- [Extrait de texte]:
Lors de son entrevue avec le Portail, Mme Dubuc nous parle de son implication de longue date, qui lui a permis de se distinguer pour l’obtention de ce prix. Elle nous fait aussi part de son point de vue des plus lucides sur la situation des droits des communautés LGBTQ+.

Cet article brosse un tableau réaliste d’un certain nombre de défis actuels et d’un climat de plus en plus défavorable à la lutte pour le respect des droits des personnes concernées.

Une pente politique de plus en plus glissante

Selon Dominique Dubuc, malgré les avancées collectives des dernières années au Québec, la situation actuelle demeure alarmante.

D’un côté, la désinformation bat son plein sur un nombre croissant de tribunes. De l’autre, la droite politique instrumentalise de plus en plus la transphobie au profit de sa montée en puissance : « C’est une épée de Damoclès au-dessus de la tête de toute la communauté, mais surtout sur celle des plus jeunes, qui demeurent les plus vulnérables. La montée de la droite se nourrit, comme toujours, de l’ignorance et de la haine, et il n’y a malheureusement rien de plus fédérateur que la haine à l’égard d’une minorité, quelle qu’elle soit. Les personnes LGBTQ+ en sont la cible privilégiée actuellement et il importe de prendre conscience de cette instrumentalisation politique. »

Au fil de l’entretien, il apparaît clairement que ce climat politique constitue une toile de fond difficile pour les militants.es qui souhaitent faire passer leur message. Il nuit sans aucun doute aux nombreuses initiatives menées de front par les personnes et les organismes qui luttent contre l’homophobie et la transphobie.

Des choix à remettre en question

Les grandes manifestations transphobes et homophobes qui ont eu lieu un peu partout au Canada, y compris à Montréal, de même que l’actuelle montée de la violence bien documentée à l’égard des communautés LGBTQ+, inquiètent fortement Mme Dubuc.

Elle souligne que « les autorités gouvernementales devraient tenter de calmer le jeu, de sensibiliser et d’éduquer la population quant aux réalités vécues par ces populations et les droits de celles-ci ». Ce n’est malheureusement pas ce qu’elle constate. Par exemple, elle dénonce la mise en place par le gouvernement du Comité de sages, qui a comme mandat de réfléchir aux questions liées à l’identité de genre : « Le gouvernement avait pourtant déjà tous les outils pour traiter les questions liées à la pluralité des genres avec son Plan d’action 2023-2028 et son Bureau de lutte contre l’homophobie et la transphobie. Il n’y avait donc nulle raison de déployer des sommes faramineuses dans un comité qui n’a aucune expertise dans le domaine et qui ne contient aucune représentation des personnes directement concernées. »

Elle avance aussi que les actions du gouvernement ont parfois des effets qui, quoique non intentionnels, restent néanmoins néfastes. Elle cite l’exemple de l’adoption par l’Assemblée nationale de la motion contre l’utilisation de l’expression « personne ayant un vagin » dans un jugement de la Cour suprême. Cette motion a eu l’effet pervers imprévu de nier l’existence de certaines personnes non-binaires et de certains hommes trans, et surtout d’alimenter le climat transphobe déjà exacerbé. Notons que cette expression n’y a été utilisée qu’une fois contre les 67 occurrences du mot « femme ».

- [Travail demandé]: D'après l'extrait, de quels outils le gouvernement disposait-il déjà pour traiter les questions liées à la pluralité des genres ?

- [Données enregistrées]:
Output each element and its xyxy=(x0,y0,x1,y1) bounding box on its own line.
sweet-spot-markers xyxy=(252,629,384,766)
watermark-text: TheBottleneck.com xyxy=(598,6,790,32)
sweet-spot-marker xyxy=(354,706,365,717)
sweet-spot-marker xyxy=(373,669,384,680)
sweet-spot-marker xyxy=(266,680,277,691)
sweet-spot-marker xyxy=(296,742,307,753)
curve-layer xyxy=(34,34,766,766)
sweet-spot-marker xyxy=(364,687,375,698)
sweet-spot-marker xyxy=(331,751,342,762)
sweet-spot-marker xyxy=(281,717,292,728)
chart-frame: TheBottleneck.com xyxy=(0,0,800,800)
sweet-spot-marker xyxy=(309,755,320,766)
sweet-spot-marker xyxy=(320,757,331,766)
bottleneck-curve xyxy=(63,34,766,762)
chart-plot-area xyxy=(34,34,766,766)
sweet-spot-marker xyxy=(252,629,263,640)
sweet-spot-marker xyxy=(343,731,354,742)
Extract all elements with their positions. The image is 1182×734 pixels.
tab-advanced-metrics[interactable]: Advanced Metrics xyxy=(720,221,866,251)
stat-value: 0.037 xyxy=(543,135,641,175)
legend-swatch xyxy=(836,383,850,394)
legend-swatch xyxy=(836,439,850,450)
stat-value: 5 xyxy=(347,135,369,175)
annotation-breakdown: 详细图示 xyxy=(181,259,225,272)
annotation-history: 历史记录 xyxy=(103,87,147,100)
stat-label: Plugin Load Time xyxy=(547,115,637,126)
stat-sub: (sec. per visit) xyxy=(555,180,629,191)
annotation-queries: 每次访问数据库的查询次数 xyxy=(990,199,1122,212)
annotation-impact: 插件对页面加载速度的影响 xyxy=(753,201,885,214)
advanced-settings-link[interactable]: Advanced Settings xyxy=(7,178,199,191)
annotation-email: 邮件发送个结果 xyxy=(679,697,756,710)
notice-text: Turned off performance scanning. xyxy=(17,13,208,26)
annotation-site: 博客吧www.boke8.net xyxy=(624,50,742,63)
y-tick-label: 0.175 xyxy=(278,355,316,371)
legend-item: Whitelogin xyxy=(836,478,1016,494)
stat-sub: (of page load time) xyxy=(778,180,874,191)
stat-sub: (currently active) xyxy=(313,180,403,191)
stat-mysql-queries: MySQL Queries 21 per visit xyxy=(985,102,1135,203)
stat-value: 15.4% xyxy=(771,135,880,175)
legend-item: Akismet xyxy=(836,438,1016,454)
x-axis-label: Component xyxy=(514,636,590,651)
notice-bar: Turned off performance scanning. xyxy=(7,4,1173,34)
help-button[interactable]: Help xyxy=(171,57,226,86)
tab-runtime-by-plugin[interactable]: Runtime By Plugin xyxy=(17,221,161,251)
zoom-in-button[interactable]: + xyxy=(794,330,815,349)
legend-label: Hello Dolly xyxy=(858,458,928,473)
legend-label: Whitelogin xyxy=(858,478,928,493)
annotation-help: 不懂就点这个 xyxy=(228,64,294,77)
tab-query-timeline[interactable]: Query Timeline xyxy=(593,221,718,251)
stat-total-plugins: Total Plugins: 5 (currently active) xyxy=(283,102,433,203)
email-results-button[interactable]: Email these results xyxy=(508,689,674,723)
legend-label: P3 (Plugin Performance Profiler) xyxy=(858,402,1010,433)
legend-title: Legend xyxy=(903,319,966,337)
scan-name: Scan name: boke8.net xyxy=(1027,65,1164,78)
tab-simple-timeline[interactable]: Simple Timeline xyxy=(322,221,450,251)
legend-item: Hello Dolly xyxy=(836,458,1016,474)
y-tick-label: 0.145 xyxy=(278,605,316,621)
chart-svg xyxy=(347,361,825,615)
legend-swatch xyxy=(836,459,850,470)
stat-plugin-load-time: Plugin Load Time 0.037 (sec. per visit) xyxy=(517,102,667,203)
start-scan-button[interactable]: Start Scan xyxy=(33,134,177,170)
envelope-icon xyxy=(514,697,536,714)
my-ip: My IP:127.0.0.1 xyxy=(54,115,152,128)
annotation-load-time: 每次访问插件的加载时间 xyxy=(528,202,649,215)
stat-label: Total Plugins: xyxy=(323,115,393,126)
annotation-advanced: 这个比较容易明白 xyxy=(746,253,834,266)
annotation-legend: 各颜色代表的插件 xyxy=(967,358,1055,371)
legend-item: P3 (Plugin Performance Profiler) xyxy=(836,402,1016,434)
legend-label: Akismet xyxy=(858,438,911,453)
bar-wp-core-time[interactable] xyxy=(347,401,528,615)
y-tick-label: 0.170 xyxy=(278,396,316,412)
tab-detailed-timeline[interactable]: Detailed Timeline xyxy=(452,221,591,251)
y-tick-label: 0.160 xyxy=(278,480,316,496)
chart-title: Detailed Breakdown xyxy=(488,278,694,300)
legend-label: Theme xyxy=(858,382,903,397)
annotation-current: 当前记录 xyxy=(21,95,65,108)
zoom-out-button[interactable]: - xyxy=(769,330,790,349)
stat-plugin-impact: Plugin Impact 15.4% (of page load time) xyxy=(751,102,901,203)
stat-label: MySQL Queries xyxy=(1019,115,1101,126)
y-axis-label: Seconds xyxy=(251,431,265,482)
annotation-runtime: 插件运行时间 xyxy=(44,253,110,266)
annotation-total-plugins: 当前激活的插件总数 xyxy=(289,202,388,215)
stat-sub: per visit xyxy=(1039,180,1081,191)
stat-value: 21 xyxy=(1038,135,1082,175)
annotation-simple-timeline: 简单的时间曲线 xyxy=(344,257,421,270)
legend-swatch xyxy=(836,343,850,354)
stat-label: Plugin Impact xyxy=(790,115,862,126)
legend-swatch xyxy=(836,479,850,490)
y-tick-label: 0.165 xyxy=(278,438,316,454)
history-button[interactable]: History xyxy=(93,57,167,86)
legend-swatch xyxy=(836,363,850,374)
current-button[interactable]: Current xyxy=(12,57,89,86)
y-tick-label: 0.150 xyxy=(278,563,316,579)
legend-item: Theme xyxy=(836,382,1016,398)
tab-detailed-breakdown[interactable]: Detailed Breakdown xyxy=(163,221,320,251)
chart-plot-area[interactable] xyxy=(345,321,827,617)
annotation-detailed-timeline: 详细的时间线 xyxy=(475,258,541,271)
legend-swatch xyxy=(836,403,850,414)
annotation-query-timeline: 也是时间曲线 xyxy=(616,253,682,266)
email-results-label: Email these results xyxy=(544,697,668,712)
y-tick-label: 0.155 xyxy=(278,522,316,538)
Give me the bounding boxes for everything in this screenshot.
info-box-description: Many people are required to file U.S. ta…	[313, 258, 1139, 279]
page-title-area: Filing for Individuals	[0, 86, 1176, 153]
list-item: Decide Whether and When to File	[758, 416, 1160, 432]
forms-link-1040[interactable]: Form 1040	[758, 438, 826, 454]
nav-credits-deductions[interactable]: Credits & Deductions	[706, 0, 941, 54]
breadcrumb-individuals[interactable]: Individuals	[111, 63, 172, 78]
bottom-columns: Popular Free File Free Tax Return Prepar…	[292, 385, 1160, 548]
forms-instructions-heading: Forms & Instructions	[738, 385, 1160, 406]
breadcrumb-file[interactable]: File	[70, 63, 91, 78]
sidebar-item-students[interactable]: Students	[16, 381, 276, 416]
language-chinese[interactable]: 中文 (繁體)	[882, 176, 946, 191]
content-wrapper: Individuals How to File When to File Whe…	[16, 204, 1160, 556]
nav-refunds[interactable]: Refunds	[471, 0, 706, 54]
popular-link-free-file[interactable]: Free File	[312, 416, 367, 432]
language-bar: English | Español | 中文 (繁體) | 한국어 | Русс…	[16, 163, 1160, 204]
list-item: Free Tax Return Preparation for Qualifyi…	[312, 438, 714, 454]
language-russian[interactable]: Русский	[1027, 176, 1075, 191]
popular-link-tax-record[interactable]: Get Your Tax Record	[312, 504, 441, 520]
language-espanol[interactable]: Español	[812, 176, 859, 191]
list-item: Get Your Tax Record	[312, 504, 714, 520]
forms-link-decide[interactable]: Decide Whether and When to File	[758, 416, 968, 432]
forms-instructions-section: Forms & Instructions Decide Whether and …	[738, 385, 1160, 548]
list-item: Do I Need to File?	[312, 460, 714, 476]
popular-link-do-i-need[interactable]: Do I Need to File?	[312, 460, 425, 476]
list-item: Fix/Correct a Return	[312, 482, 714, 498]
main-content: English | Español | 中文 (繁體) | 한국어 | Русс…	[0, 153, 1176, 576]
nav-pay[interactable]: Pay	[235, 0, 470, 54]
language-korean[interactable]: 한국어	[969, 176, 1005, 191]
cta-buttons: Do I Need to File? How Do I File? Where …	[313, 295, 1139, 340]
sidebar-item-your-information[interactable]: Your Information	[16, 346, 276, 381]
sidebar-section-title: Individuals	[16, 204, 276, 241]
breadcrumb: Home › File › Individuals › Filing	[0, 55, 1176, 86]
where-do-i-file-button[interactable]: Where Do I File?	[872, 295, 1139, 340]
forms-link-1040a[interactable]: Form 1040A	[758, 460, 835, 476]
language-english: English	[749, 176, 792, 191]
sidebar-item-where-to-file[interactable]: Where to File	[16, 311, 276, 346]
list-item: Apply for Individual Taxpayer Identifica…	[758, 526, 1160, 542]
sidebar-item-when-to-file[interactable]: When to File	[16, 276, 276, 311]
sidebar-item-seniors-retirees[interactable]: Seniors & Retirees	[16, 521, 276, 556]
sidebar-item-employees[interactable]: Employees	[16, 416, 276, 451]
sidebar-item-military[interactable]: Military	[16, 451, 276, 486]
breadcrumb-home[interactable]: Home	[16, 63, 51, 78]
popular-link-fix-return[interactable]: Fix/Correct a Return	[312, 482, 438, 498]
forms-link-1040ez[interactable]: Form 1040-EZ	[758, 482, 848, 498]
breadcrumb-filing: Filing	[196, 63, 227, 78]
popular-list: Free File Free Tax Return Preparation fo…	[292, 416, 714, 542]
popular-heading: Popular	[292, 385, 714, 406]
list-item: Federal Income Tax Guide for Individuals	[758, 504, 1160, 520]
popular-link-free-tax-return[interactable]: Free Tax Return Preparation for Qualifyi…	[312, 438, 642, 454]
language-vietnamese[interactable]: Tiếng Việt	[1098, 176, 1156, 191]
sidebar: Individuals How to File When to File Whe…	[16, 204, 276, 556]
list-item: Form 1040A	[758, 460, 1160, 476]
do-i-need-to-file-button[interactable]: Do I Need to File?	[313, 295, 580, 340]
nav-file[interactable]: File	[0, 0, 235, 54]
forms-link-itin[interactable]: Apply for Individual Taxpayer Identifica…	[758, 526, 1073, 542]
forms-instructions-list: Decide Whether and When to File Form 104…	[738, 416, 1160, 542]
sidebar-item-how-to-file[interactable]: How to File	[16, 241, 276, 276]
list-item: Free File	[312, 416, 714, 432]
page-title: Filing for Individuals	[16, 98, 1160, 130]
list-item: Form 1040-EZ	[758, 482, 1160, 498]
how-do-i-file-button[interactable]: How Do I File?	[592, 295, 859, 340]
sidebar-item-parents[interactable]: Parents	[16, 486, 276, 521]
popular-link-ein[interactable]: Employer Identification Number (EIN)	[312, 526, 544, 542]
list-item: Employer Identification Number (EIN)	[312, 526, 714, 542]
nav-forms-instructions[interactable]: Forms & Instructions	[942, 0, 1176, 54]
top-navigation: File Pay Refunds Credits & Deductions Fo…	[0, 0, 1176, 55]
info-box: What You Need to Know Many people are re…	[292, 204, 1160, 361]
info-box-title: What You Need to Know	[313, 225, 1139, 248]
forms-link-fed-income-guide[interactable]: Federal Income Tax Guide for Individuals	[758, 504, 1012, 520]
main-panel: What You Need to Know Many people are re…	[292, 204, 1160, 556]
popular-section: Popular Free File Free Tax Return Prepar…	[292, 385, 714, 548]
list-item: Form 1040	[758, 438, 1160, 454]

- [Résultat]: Le gouvernement disposait de son Plan d'action 2023-2028 et de son Bureau de lutte contre l'homophobie et la transphobie.